Extracts from a graphics dataset:
- - - - -

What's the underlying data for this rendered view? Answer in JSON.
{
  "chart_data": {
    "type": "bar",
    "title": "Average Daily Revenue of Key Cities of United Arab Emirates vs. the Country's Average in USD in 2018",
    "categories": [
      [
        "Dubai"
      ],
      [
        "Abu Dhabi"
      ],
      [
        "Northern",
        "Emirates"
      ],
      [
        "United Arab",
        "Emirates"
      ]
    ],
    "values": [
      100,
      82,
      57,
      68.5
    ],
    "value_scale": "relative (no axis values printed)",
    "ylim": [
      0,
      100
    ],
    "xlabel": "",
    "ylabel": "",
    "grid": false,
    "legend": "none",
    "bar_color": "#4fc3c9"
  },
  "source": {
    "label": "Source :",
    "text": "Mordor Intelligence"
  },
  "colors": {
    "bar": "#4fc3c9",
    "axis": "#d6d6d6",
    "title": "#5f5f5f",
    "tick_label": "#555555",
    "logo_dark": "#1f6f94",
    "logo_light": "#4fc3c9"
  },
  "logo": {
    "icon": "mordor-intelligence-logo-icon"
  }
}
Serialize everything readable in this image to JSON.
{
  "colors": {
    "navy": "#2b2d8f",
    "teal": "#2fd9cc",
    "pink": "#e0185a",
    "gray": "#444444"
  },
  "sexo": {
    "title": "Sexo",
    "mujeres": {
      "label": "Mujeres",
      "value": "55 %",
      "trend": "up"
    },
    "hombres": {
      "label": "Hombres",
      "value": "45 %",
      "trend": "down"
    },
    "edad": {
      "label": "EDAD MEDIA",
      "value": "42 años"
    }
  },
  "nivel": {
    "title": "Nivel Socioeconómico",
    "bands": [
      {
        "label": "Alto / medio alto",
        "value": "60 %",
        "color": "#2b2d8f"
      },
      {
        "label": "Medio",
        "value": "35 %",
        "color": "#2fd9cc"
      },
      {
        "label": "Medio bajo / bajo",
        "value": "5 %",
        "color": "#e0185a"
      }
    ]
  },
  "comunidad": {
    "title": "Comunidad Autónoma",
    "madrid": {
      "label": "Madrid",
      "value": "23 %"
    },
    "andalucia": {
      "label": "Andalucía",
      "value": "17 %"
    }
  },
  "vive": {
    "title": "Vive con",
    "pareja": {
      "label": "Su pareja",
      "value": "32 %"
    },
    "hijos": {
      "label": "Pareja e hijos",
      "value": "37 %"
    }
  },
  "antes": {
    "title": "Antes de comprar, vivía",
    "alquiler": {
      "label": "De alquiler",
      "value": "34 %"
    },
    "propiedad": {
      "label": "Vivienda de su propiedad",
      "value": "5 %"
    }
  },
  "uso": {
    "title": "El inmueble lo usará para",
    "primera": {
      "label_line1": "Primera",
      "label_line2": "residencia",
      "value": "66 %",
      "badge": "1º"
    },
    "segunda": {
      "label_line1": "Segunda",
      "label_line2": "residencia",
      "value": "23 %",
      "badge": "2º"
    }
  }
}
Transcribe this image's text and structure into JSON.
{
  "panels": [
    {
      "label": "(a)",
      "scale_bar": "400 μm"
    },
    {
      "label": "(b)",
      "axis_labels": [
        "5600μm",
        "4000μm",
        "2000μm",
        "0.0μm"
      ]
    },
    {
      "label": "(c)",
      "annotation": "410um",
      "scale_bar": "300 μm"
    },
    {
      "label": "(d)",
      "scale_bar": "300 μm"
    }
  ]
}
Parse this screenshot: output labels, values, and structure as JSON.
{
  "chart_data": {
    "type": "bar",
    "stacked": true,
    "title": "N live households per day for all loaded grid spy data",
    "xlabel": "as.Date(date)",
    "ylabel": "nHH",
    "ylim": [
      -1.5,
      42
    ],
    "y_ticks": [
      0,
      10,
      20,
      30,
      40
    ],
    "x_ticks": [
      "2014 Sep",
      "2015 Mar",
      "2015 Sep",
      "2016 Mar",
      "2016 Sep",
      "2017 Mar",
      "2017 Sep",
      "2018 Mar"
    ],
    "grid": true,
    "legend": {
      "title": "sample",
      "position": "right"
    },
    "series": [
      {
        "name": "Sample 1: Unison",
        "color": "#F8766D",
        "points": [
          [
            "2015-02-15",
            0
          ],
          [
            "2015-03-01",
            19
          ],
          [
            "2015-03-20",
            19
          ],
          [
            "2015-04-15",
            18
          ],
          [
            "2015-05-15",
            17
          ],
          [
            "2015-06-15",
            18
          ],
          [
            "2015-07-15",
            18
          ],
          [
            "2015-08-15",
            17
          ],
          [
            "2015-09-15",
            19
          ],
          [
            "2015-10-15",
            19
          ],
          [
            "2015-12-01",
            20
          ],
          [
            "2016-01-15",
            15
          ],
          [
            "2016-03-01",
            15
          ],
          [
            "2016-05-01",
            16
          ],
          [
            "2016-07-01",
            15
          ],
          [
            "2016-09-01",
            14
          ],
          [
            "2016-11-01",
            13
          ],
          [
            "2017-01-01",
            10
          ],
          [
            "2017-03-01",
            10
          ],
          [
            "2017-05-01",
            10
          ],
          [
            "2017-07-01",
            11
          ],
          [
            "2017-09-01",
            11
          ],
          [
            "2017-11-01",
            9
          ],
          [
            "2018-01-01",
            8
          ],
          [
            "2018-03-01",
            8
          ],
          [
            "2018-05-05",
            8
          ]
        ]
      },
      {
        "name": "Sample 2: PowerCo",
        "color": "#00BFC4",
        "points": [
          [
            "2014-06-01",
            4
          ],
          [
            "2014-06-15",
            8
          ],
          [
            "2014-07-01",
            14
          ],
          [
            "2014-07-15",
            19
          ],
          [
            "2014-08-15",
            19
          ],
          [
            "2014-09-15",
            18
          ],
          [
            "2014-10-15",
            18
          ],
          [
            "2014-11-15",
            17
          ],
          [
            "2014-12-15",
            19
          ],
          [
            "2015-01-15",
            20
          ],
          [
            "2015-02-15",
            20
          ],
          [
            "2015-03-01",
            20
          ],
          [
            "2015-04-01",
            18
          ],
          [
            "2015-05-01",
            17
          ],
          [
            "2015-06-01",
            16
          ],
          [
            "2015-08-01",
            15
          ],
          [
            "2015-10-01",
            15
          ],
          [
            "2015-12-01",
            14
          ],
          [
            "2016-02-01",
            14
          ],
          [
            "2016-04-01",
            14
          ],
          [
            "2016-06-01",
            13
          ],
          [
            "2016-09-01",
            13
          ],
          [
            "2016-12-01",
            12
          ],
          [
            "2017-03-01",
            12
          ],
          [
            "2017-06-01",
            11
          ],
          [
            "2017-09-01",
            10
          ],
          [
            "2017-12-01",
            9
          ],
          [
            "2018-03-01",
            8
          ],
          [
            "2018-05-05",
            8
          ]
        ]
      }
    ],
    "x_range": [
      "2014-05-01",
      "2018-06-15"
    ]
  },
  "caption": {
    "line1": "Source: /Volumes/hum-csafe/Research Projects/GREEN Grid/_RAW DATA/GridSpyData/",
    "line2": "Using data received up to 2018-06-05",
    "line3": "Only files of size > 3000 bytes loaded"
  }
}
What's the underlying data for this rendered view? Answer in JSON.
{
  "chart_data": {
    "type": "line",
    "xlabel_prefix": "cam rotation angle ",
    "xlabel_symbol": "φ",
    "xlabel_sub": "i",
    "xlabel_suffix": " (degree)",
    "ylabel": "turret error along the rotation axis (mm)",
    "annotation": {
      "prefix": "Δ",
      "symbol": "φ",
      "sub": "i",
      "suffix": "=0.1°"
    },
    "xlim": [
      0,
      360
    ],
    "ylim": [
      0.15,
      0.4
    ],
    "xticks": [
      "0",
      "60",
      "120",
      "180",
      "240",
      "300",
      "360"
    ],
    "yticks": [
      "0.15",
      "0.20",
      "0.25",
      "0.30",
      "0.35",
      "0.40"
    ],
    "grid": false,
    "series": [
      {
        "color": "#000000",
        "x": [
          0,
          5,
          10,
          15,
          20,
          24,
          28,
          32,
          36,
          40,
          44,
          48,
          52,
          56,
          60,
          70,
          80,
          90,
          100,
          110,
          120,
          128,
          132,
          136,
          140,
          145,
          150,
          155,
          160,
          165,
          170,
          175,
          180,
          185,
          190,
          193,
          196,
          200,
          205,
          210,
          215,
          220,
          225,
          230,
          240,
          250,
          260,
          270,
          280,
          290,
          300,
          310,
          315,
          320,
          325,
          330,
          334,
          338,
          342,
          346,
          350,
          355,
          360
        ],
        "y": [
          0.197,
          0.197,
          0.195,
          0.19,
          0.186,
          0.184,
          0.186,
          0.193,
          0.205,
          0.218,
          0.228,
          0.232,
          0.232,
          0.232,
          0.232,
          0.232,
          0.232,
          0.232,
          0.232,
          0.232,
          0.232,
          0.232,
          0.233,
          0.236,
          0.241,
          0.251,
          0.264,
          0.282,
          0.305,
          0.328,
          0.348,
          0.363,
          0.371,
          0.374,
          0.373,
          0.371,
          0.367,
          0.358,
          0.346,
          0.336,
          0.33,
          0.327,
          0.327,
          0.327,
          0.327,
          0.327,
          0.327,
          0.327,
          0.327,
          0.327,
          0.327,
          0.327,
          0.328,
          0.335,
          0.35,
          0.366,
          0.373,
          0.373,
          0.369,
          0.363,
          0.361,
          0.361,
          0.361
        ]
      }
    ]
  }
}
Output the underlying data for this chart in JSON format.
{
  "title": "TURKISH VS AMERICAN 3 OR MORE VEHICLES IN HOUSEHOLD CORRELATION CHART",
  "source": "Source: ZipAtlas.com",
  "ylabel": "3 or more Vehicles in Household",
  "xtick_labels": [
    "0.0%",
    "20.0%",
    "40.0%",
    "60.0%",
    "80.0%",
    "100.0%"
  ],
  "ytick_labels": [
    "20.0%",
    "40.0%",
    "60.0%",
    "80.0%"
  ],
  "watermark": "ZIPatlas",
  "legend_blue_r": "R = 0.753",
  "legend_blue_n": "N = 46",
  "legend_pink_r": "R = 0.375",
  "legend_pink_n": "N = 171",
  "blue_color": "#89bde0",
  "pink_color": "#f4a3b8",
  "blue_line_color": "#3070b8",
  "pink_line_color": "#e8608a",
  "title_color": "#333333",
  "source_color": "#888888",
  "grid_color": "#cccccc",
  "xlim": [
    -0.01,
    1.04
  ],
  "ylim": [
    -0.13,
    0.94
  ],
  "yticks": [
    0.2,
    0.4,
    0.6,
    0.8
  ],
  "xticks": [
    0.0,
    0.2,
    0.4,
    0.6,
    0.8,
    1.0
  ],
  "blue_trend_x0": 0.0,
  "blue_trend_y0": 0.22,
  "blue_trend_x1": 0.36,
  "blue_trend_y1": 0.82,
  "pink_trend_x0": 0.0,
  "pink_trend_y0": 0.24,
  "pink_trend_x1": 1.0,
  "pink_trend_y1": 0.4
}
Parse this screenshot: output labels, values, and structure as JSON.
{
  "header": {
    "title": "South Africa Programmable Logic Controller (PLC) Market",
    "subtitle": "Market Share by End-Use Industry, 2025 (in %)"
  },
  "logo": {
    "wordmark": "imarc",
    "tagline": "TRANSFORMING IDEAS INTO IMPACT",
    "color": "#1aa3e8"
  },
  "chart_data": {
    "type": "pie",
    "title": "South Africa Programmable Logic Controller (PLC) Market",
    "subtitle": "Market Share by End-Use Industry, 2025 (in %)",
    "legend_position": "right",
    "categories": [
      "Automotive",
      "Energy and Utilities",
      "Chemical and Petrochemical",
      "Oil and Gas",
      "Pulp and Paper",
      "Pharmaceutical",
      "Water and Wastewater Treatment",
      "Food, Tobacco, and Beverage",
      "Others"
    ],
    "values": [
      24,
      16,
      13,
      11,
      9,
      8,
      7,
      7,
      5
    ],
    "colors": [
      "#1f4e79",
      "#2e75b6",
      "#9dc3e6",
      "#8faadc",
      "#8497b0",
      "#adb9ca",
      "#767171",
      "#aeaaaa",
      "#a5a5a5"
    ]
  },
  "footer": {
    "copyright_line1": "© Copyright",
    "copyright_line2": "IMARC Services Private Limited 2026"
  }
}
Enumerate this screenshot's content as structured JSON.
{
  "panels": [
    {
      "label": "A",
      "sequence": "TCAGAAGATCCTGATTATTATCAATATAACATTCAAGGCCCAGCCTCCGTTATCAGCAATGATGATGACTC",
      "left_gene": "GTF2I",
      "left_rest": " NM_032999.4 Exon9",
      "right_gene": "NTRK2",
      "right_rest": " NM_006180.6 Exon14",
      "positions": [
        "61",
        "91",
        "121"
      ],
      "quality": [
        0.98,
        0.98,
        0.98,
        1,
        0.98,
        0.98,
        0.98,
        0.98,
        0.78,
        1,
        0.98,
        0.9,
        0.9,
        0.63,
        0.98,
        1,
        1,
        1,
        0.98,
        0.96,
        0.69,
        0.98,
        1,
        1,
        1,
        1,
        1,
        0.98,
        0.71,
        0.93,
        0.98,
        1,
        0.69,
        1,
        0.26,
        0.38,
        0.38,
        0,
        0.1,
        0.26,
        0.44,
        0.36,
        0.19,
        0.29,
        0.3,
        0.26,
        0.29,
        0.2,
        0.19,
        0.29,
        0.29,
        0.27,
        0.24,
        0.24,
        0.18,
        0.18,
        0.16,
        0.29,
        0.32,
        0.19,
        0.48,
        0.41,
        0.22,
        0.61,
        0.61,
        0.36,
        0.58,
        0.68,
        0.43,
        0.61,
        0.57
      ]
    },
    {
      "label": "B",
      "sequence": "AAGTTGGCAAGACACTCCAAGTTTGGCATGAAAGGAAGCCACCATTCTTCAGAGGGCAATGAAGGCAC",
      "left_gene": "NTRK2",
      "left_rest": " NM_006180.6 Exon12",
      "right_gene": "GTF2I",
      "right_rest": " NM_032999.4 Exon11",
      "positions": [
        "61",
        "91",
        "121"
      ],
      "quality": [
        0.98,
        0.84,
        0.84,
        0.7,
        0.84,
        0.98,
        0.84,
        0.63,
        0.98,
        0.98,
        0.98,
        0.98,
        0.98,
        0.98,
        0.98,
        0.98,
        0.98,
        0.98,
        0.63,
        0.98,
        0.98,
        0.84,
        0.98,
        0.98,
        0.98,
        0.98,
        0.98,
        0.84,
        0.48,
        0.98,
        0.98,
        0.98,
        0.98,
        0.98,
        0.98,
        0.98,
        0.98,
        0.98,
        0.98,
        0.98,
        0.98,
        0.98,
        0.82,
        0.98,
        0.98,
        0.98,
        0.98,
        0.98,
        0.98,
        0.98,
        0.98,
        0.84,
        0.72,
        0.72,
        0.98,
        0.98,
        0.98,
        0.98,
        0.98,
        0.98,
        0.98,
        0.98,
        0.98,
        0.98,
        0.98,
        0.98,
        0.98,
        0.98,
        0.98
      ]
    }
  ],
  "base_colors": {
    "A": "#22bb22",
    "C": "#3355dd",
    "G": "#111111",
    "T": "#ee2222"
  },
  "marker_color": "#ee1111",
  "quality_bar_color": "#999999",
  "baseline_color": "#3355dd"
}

- - - - -

**To be done**
Locate the word "Arab" in the entries, and copy every line where it is found.

**Expected answer**
    "title": "Average Daily Revenue of Key Cities of United Arab Emirates vs. the Country's Average in USD in 2018",
        "United Arab",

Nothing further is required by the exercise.